All of the lines below are to be printed again exactly; images are excluded from the output.

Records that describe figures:
------------------------

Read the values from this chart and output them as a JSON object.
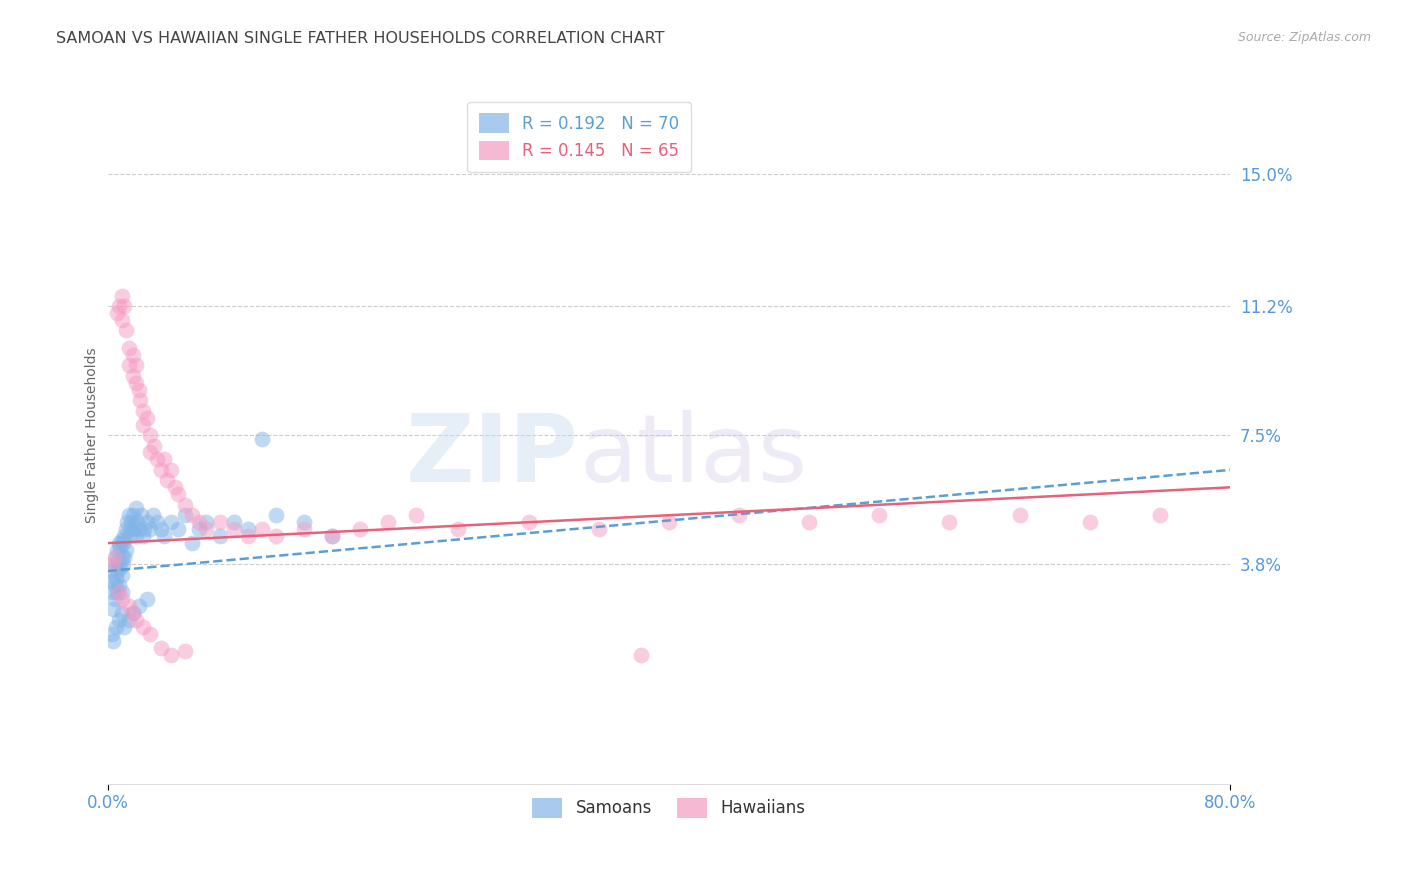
{
  "title": "SAMOAN VS HAWAIIAN SINGLE FATHER HOUSEHOLDS CORRELATION CHART",
  "source": "Source: ZipAtlas.com",
  "ylabel": "Single Father Households",
  "ytick_labels": [
    "15.0%",
    "11.2%",
    "7.5%",
    "3.8%"
  ],
  "ytick_values": [
    0.15,
    0.112,
    0.075,
    0.038
  ],
  "xlim": [
    0.0,
    0.8
  ],
  "ylim": [
    -0.025,
    0.175
  ],
  "watermark_zip": "ZIP",
  "watermark_atlas": "atlas",
  "samoan_color": "#82b4e8",
  "hawaiian_color": "#f49ac2",
  "samoan_line_color": "#5a9fd4",
  "hawaiian_line_color": "#e8607a",
  "background_color": "#ffffff",
  "grid_color": "#cccccc",
  "title_color": "#444444",
  "axis_label_color": "#666666",
  "ytick_color": "#5599dd",
  "xtick_color": "#5599dd",
  "samoans_x": [
    0.002,
    0.003,
    0.004,
    0.004,
    0.005,
    0.005,
    0.005,
    0.006,
    0.006,
    0.007,
    0.007,
    0.007,
    0.008,
    0.008,
    0.008,
    0.009,
    0.009,
    0.01,
    0.01,
    0.01,
    0.01,
    0.011,
    0.011,
    0.012,
    0.012,
    0.013,
    0.013,
    0.014,
    0.015,
    0.015,
    0.016,
    0.017,
    0.018,
    0.019,
    0.02,
    0.02,
    0.021,
    0.022,
    0.024,
    0.025,
    0.026,
    0.028,
    0.03,
    0.032,
    0.035,
    0.038,
    0.04,
    0.045,
    0.05,
    0.055,
    0.06,
    0.065,
    0.07,
    0.08,
    0.09,
    0.1,
    0.11,
    0.12,
    0.14,
    0.16,
    0.003,
    0.004,
    0.006,
    0.008,
    0.01,
    0.012,
    0.015,
    0.018,
    0.022,
    0.028
  ],
  "samoans_y": [
    0.036,
    0.033,
    0.03,
    0.025,
    0.038,
    0.032,
    0.028,
    0.04,
    0.034,
    0.042,
    0.036,
    0.03,
    0.044,
    0.038,
    0.032,
    0.043,
    0.037,
    0.045,
    0.04,
    0.035,
    0.03,
    0.044,
    0.038,
    0.046,
    0.04,
    0.048,
    0.042,
    0.05,
    0.052,
    0.046,
    0.048,
    0.05,
    0.052,
    0.048,
    0.054,
    0.046,
    0.05,
    0.048,
    0.052,
    0.046,
    0.048,
    0.05,
    0.048,
    0.052,
    0.05,
    0.048,
    0.046,
    0.05,
    0.048,
    0.052,
    0.044,
    0.048,
    0.05,
    0.046,
    0.05,
    0.048,
    0.074,
    0.052,
    0.05,
    0.046,
    0.018,
    0.016,
    0.02,
    0.022,
    0.024,
    0.02,
    0.022,
    0.024,
    0.026,
    0.028
  ],
  "hawaiians_x": [
    0.003,
    0.005,
    0.007,
    0.008,
    0.01,
    0.01,
    0.012,
    0.013,
    0.015,
    0.015,
    0.018,
    0.018,
    0.02,
    0.02,
    0.022,
    0.023,
    0.025,
    0.025,
    0.028,
    0.03,
    0.03,
    0.033,
    0.035,
    0.038,
    0.04,
    0.042,
    0.045,
    0.048,
    0.05,
    0.055,
    0.06,
    0.065,
    0.07,
    0.08,
    0.09,
    0.1,
    0.11,
    0.12,
    0.14,
    0.16,
    0.18,
    0.2,
    0.22,
    0.25,
    0.3,
    0.35,
    0.4,
    0.45,
    0.5,
    0.55,
    0.6,
    0.65,
    0.7,
    0.75,
    0.008,
    0.01,
    0.015,
    0.018,
    0.02,
    0.025,
    0.03,
    0.038,
    0.045,
    0.055,
    0.38
  ],
  "hawaiians_y": [
    0.038,
    0.04,
    0.11,
    0.112,
    0.115,
    0.108,
    0.112,
    0.105,
    0.1,
    0.095,
    0.098,
    0.092,
    0.09,
    0.095,
    0.088,
    0.085,
    0.082,
    0.078,
    0.08,
    0.075,
    0.07,
    0.072,
    0.068,
    0.065,
    0.068,
    0.062,
    0.065,
    0.06,
    0.058,
    0.055,
    0.052,
    0.05,
    0.048,
    0.05,
    0.048,
    0.046,
    0.048,
    0.046,
    0.048,
    0.046,
    0.048,
    0.05,
    0.052,
    0.048,
    0.05,
    0.048,
    0.05,
    0.052,
    0.05,
    0.052,
    0.05,
    0.052,
    0.05,
    0.052,
    0.03,
    0.028,
    0.026,
    0.024,
    0.022,
    0.02,
    0.018,
    0.014,
    0.012,
    0.013,
    0.012
  ],
  "samoan_line": {
    "x0": 0.0,
    "y0": 0.036,
    "x1": 0.8,
    "y1": 0.065
  },
  "hawaiian_line": {
    "x0": 0.0,
    "y0": 0.044,
    "x1": 0.8,
    "y1": 0.06
  }
}
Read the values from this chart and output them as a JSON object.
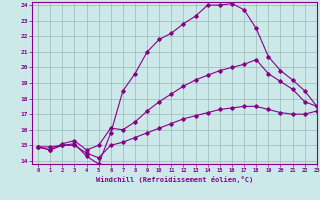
{
  "xlabel": "Windchill (Refroidissement éolien,°C)",
  "xlim": [
    -0.5,
    23
  ],
  "ylim": [
    13.8,
    24.2
  ],
  "xticks": [
    0,
    1,
    2,
    3,
    4,
    5,
    6,
    7,
    8,
    9,
    10,
    11,
    12,
    13,
    14,
    15,
    16,
    17,
    18,
    19,
    20,
    21,
    22,
    23
  ],
  "yticks": [
    14,
    15,
    16,
    17,
    18,
    19,
    20,
    21,
    22,
    23,
    24
  ],
  "bg_color": "#cce8e8",
  "line_color": "#880088",
  "grid_color": "#99bbbb",
  "line1_x": [
    0,
    1,
    2,
    3,
    4,
    5,
    6,
    7,
    8,
    9,
    10,
    11,
    12,
    13,
    14,
    15,
    16,
    17,
    18,
    19,
    20,
    21,
    22,
    23
  ],
  "line1_y": [
    14.9,
    14.7,
    15.0,
    15.1,
    14.3,
    13.8,
    15.8,
    18.5,
    19.6,
    21.0,
    21.8,
    22.2,
    22.8,
    23.3,
    24.0,
    24.0,
    24.1,
    23.7,
    22.5,
    20.7,
    19.8,
    19.2,
    18.5,
    17.5
  ],
  "line2_x": [
    0,
    1,
    2,
    3,
    4,
    5,
    6,
    7,
    8,
    9,
    10,
    11,
    12,
    13,
    14,
    15,
    16,
    17,
    18,
    19,
    20,
    21,
    22,
    23
  ],
  "line2_y": [
    14.9,
    14.7,
    15.1,
    15.3,
    14.7,
    15.0,
    16.1,
    16.0,
    16.5,
    17.2,
    17.8,
    18.3,
    18.8,
    19.2,
    19.5,
    19.8,
    20.0,
    20.2,
    20.5,
    19.6,
    19.1,
    18.6,
    17.8,
    17.5
  ],
  "line3_x": [
    0,
    1,
    2,
    3,
    4,
    5,
    6,
    7,
    8,
    9,
    10,
    11,
    12,
    13,
    14,
    15,
    16,
    17,
    18,
    19,
    20,
    21,
    22,
    23
  ],
  "line3_y": [
    14.9,
    14.9,
    15.0,
    15.0,
    14.5,
    14.2,
    15.0,
    15.2,
    15.5,
    15.8,
    16.1,
    16.4,
    16.7,
    16.9,
    17.1,
    17.3,
    17.4,
    17.5,
    17.5,
    17.3,
    17.1,
    17.0,
    17.0,
    17.2
  ]
}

------------------------

**Task output:**
Read the values from this chart and output them as a JSON object.
{
  "title": "SAMOAN VS HAWAIIAN SINGLE FATHER HOUSEHOLDS CORRELATION CHART",
  "source": "Source: ZipAtlas.com",
  "ylabel": "Single Father Households",
  "ytick_labels": [
    "15.0%",
    "11.2%",
    "7.5%",
    "3.8%"
  ],
  "ytick_values": [
    0.15,
    0.112,
    0.075,
    0.038
  ],
  "xlim": [
    0.0,
    0.8
  ],
  "ylim": [
    -0.025,
    0.175
  ],
  "watermark_zip": "ZIP",
  "watermark_atlas": "atlas",
  "samoan_color": "#82b4e8",
  "hawaiian_color": "#f49ac2",
  "samoan_line_color": "#5a9fd4",
  "hawaiian_line_color": "#e8607a",
  "background_color": "#ffffff",
  "grid_color": "#cccccc",
  "title_color": "#444444",
  "axis_label_color": "#666666",
  "ytick_color": "#5599dd",
  "xtick_color": "#5599dd",
  "samoans_x": [
    0.002,
    0.003,
    0.004,
    0.004,
    0.005,
    0.005,
    0.005,
    0.006,
    0.006,
    0.007,
    0.007,
    0.007,
    0.008,
    0.008,
    0.008,
    0.009,
    0.009,
    0.01,
    0.01,
    0.01,
    0.01,
    0.011,
    0.011,
    0.012,
    0.012,
    0.013,
    0.013,
    0.014,
    0.015,
    0.015,
    0.016,
    0.017,
    0.018,
    0.019,
    0.02,
    0.02,
    0.021,
    0.022,
    0.024,
    0.025,
    0.026,
    0.028,
    0.03,
    0.032,
    0.035,
    0.038,
    0.04,
    0.045,
    0.05,
    0.055,
    0.06,
    0.065,
    0.07,
    0.08,
    0.09,
    0.1,
    0.11,
    0.12,
    0.14,
    0.16,
    0.003,
    0.004,
    0.006,
    0.008,
    0.01,
    0.012,
    0.015,
    0.018,
    0.022,
    0.028
  ],
  "samoans_y": [
    0.036,
    0.033,
    0.03,
    0.025,
    0.038,
    0.032,
    0.028,
    0.04,
    0.034,
    0.042,
    0.036,
    0.03,
    0.044,
    0.038,
    0.032,
    0.043,
    0.037,
    0.045,
    0.04,
    0.035,
    0.03,
    0.044,
    0.038,
    0.046,
    0.04,
    0.048,
    0.042,
    0.05,
    0.052,
    0.046,
    0.048,
    0.05,
    0.052,
    0.048,
    0.054,
    0.046,
    0.05,
    0.048,
    0.052,
    0.046,
    0.048,
    0.05,
    0.048,
    0.052,
    0.05,
    0.048,
    0.046,
    0.05,
    0.048,
    0.052,
    0.044,
    0.048,
    0.05,
    0.046,
    0.05,
    0.048,
    0.074,
    0.052,
    0.05,
    0.046,
    0.018,
    0.016,
    0.02,
    0.022,
    0.024,
    0.02,
    0.022,
    0.024,
    0.026,
    0.028
  ],
  "hawaiians_x": [
    0.003,
    0.005,
    0.007,
    0.008,
    0.01,
    0.01,
    0.012,
    0.013,
    0.015,
    0.015,
    0.018,
    0.018,
    0.02,
    0.02,
    0.022,
    0.023,
    0.025,
    0.025,
    0.028,
    0.03,
    0.03,
    0.033,
    0.035,
    0.038,
    0.04,
    0.042,
    0.045,
    0.048,
    0.05,
    0.055,
    0.06,
    0.065,
    0.07,
    0.08,
    0.09,
    0.1,
    0.11,
    0.12,
    0.14,
    0.16,
    0.18,
    0.2,
    0.22,
    0.25,
    0.3,
    0.35,
    0.4,
    0.45,
    0.5,
    0.55,
    0.6,
    0.65,
    0.7,
    0.75,
    0.008,
    0.01,
    0.015,
    0.018,
    0.02,
    0.025,
    0.03,
    0.038,
    0.045,
    0.055,
    0.38
  ],
  "hawaiians_y": [
    0.038,
    0.04,
    0.11,
    0.112,
    0.115,
    0.108,
    0.112,
    0.105,
    0.1,
    0.095,
    0.098,
    0.092,
    0.09,
    0.095,
    0.088,
    0.085,
    0.082,
    0.078,
    0.08,
    0.075,
    0.07,
    0.072,
    0.068,
    0.065,
    0.068,
    0.062,
    0.065,
    0.06,
    0.058,
    0.055,
    0.052,
    0.05,
    0.048,
    0.05,
    0.048,
    0.046,
    0.048,
    0.046,
    0.048,
    0.046,
    0.048,
    0.05,
    0.052,
    0.048,
    0.05,
    0.048,
    0.05,
    0.052,
    0.05,
    0.052,
    0.05,
    0.052,
    0.05,
    0.052,
    0.03,
    0.028,
    0.026,
    0.024,
    0.022,
    0.02,
    0.018,
    0.014,
    0.012,
    0.013,
    0.012
  ],
  "samoan_line": {
    "x0": 0.0,
    "y0": 0.036,
    "x1": 0.8,
    "y1": 0.065
  },
  "hawaiian_line": {
    "x0": 0.0,
    "y0": 0.044,
    "x1": 0.8,
    "y1": 0.06
  }
}
Read the values from this chart and output them as a JSON object.
{
  "xlabel": "Windchill (Refroidissement éolien,°C)",
  "xlim": [
    -0.5,
    23
  ],
  "ylim": [
    13.8,
    24.2
  ],
  "xticks": [
    0,
    1,
    2,
    3,
    4,
    5,
    6,
    7,
    8,
    9,
    10,
    11,
    12,
    13,
    14,
    15,
    16,
    17,
    18,
    19,
    20,
    21,
    22,
    23
  ],
  "yticks": [
    14,
    15,
    16,
    17,
    18,
    19,
    20,
    21,
    22,
    23,
    24
  ],
  "bg_color": "#cce8e8",
  "line_color": "#880088",
  "grid_color": "#99bbbb",
  "line1_x": [
    0,
    1,
    2,
    3,
    4,
    5,
    6,
    7,
    8,
    9,
    10,
    11,
    12,
    13,
    14,
    15,
    16,
    17,
    18,
    19,
    20,
    21,
    22,
    23
  ],
  "line1_y": [
    14.9,
    14.7,
    15.0,
    15.1,
    14.3,
    13.8,
    15.8,
    18.5,
    19.6,
    21.0,
    21.8,
    22.2,
    22.8,
    23.3,
    24.0,
    24.0,
    24.1,
    23.7,
    22.5,
    20.7,
    19.8,
    19.2,
    18.5,
    17.5
  ],
  "line2_x": [
    0,
    1,
    2,
    3,
    4,
    5,
    6,
    7,
    8,
    9,
    10,
    11,
    12,
    13,
    14,
    15,
    16,
    17,
    18,
    19,
    20,
    21,
    22,
    23
  ],
  "line2_y": [
    14.9,
    14.7,
    15.1,
    15.3,
    14.7,
    15.0,
    16.1,
    16.0,
    16.5,
    17.2,
    17.8,
    18.3,
    18.8,
    19.2,
    19.5,
    19.8,
    20.0,
    20.2,
    20.5,
    19.6,
    19.1,
    18.6,
    17.8,
    17.5
  ],
  "line3_x": [
    0,
    1,
    2,
    3,
    4,
    5,
    6,
    7,
    8,
    9,
    10,
    11,
    12,
    13,
    14,
    15,
    16,
    17,
    18,
    19,
    20,
    21,
    22,
    23
  ],
  "line3_y": [
    14.9,
    14.9,
    15.0,
    15.0,
    14.5,
    14.2,
    15.0,
    15.2,
    15.5,
    15.8,
    16.1,
    16.4,
    16.7,
    16.9,
    17.1,
    17.3,
    17.4,
    17.5,
    17.5,
    17.3,
    17.1,
    17.0,
    17.0,
    17.2
  ]
}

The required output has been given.